━━ Data section ━━

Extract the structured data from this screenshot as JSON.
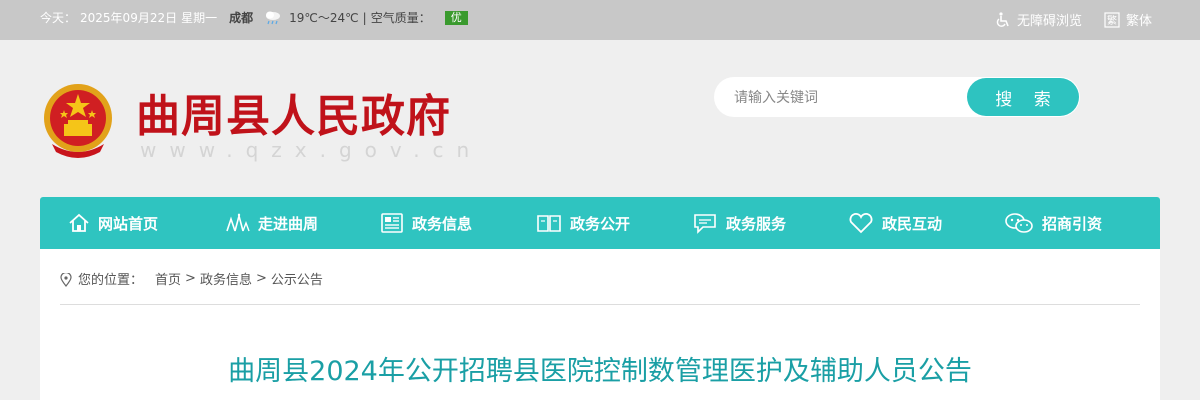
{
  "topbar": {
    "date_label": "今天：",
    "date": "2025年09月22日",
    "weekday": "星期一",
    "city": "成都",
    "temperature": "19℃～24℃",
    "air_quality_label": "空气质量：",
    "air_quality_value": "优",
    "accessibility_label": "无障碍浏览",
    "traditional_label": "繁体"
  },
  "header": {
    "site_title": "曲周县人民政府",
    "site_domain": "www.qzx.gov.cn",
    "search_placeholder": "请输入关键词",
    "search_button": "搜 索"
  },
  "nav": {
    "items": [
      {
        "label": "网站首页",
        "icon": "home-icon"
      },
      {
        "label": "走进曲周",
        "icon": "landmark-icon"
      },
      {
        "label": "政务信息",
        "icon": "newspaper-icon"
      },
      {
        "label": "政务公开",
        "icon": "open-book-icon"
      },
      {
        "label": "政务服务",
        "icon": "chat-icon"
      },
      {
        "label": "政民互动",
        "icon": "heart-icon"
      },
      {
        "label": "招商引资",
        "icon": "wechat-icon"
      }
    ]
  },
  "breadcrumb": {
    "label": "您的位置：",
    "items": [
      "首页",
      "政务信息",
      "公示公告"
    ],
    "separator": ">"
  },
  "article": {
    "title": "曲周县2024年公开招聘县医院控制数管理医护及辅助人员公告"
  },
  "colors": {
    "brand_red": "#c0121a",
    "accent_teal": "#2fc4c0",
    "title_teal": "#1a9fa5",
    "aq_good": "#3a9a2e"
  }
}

━━━

■ Your objective:
Reproduce each line of the records exactly, and omit every picture.

■ Solution:
Extract the structured data from this screenshot as JSON.
{
  "topbar": {
    "date_label": "今天：",
    "date": "2025年09月22日",
    "weekday": "星期一",
    "city": "成都",
    "temperature": "19℃～24℃",
    "air_quality_label": "空气质量：",
    "air_quality_value": "优",
    "accessibility_label": "无障碍浏览",
    "traditional_label": "繁体"
  },
  "header": {
    "site_title": "曲周县人民政府",
    "site_domain": "www.qzx.gov.cn",
    "search_placeholder": "请输入关键词",
    "search_button": "搜 索"
  },
  "nav": {
    "items": [
      {
        "label": "网站首页",
        "icon": "home-icon"
      },
      {
        "label": "走进曲周",
        "icon": "landmark-icon"
      },
      {
        "label": "政务信息",
        "icon": "newspaper-icon"
      },
      {
        "label": "政务公开",
        "icon": "open-book-icon"
      },
      {
        "label": "政务服务",
        "icon": "chat-icon"
      },
      {
        "label": "政民互动",
        "icon": "heart-icon"
      },
      {
        "label": "招商引资",
        "icon": "wechat-icon"
      }
    ]
  },
  "breadcrumb": {
    "label": "您的位置：",
    "items": [
      "首页",
      "政务信息",
      "公示公告"
    ],
    "separator": ">"
  },
  "article": {
    "title": "曲周县2024年公开招聘县医院控制数管理医护及辅助人员公告"
  },
  "colors": {
    "brand_red": "#c0121a",
    "accent_teal": "#2fc4c0",
    "title_teal": "#1a9fa5",
    "aq_good": "#3a9a2e"
  }
}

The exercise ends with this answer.